## start
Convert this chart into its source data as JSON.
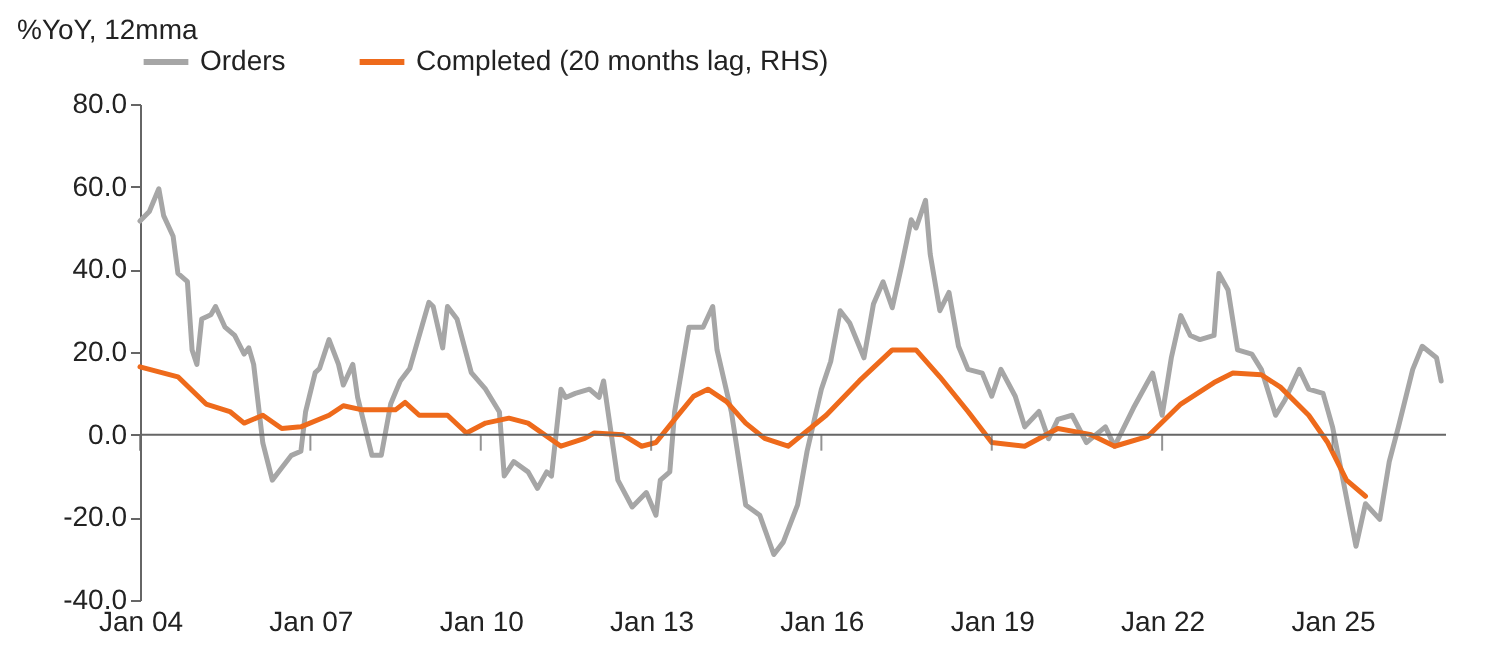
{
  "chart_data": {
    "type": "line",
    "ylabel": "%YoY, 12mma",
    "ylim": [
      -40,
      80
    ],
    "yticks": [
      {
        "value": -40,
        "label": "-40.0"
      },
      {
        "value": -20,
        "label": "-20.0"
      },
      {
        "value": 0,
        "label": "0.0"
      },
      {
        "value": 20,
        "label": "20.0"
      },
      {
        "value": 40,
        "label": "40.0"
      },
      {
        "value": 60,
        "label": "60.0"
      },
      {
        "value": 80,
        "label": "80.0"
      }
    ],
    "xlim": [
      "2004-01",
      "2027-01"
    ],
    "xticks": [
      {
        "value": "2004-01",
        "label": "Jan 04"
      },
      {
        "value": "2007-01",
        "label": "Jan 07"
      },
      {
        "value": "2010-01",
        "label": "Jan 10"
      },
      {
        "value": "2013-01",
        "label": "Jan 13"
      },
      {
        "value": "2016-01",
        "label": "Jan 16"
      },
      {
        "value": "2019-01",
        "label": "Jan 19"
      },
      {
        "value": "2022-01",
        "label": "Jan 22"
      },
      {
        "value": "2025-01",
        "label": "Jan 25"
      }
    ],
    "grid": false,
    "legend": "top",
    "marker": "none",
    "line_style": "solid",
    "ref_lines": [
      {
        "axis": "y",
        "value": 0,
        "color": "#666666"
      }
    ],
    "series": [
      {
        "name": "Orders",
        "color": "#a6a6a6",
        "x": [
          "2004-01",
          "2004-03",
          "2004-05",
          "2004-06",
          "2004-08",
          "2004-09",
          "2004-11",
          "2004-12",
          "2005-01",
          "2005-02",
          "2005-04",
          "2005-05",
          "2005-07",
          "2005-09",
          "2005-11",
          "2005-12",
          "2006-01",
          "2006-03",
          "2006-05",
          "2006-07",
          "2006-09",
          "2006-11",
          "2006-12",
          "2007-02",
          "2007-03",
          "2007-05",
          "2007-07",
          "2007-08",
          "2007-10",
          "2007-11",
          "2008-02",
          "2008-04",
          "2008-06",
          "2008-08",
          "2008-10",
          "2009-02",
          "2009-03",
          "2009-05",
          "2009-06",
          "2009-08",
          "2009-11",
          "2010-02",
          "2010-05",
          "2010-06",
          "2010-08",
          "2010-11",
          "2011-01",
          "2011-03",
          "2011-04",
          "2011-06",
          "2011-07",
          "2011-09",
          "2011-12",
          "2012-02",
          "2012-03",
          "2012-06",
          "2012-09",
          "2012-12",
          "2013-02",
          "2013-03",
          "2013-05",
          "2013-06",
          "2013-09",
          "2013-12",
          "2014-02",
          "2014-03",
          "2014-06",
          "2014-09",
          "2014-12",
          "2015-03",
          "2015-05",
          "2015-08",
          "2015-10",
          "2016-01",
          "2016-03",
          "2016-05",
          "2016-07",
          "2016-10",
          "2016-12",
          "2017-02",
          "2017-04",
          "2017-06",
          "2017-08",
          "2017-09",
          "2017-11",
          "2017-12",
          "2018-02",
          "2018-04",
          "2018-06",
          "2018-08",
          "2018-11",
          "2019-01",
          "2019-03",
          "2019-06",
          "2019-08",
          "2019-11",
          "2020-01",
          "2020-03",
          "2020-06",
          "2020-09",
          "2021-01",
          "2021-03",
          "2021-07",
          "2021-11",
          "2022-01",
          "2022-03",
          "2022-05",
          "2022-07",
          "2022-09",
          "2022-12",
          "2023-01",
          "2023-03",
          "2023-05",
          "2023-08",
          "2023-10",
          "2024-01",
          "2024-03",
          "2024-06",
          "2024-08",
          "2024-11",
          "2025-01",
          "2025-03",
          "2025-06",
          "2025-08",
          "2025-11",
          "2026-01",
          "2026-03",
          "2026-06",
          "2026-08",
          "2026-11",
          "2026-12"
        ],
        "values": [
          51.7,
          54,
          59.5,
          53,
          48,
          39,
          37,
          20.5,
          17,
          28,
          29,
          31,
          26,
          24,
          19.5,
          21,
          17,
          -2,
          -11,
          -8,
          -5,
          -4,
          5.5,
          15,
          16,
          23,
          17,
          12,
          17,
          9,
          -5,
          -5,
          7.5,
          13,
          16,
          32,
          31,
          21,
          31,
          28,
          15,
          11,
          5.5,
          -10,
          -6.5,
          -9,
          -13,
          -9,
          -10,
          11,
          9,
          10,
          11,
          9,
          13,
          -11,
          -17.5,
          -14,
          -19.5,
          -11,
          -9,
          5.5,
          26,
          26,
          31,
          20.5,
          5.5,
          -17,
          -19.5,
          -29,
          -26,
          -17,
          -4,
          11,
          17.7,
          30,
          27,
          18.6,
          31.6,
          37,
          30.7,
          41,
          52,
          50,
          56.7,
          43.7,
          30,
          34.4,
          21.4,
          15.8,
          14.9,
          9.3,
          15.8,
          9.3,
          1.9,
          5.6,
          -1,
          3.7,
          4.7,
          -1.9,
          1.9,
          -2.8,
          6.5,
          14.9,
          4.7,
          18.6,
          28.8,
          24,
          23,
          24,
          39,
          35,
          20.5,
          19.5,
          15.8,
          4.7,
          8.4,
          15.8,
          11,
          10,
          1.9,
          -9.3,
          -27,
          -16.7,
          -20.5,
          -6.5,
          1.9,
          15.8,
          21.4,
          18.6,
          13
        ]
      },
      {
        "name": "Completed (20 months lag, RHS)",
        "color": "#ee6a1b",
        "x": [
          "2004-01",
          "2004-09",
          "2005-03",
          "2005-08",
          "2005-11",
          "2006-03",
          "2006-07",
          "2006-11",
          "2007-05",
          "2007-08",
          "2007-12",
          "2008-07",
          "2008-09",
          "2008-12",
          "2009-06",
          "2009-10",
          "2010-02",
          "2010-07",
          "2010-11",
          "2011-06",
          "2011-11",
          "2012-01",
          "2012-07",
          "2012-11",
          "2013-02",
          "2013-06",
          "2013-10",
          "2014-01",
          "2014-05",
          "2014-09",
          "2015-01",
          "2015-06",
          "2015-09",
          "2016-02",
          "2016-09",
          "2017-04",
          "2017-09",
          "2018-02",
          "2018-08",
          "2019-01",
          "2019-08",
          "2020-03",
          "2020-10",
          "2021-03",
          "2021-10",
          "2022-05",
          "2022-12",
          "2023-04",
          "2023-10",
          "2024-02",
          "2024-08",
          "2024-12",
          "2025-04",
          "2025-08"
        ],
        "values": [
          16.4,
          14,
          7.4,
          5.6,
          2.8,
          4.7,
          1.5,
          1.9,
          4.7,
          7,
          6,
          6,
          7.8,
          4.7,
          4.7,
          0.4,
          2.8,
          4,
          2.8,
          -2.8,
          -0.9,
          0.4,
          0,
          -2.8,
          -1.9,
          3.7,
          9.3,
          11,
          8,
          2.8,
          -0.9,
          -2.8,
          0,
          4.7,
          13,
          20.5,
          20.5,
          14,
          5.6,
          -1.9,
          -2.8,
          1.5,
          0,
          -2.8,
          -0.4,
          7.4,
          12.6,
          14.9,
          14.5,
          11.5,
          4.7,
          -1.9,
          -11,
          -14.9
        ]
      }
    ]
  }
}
## end
## start
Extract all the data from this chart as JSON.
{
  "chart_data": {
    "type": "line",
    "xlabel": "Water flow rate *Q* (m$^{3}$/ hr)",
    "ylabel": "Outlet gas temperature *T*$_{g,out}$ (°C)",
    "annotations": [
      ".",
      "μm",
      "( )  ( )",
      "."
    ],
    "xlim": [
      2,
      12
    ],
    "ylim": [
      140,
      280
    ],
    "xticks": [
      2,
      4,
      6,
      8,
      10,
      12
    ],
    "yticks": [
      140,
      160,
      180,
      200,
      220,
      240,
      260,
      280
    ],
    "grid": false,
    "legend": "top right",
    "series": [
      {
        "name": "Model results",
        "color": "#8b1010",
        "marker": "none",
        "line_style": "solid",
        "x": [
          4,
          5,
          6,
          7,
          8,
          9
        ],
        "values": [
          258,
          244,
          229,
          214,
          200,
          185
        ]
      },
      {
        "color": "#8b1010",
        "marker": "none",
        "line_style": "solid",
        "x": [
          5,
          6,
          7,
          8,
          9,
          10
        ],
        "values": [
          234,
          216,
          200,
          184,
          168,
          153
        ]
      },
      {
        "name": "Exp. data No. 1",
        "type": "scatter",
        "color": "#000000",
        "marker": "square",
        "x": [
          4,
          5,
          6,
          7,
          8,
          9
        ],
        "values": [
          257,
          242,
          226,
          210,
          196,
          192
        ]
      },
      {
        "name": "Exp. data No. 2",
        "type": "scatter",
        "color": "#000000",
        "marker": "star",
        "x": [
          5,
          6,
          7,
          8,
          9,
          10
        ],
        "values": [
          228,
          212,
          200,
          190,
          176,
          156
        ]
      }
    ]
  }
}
## end
### Problem
Locate each line containing the string "this" and show it.

### Exercise output
Convert this chart into its source data as JSON.
Extract all the data from this chart as JSON.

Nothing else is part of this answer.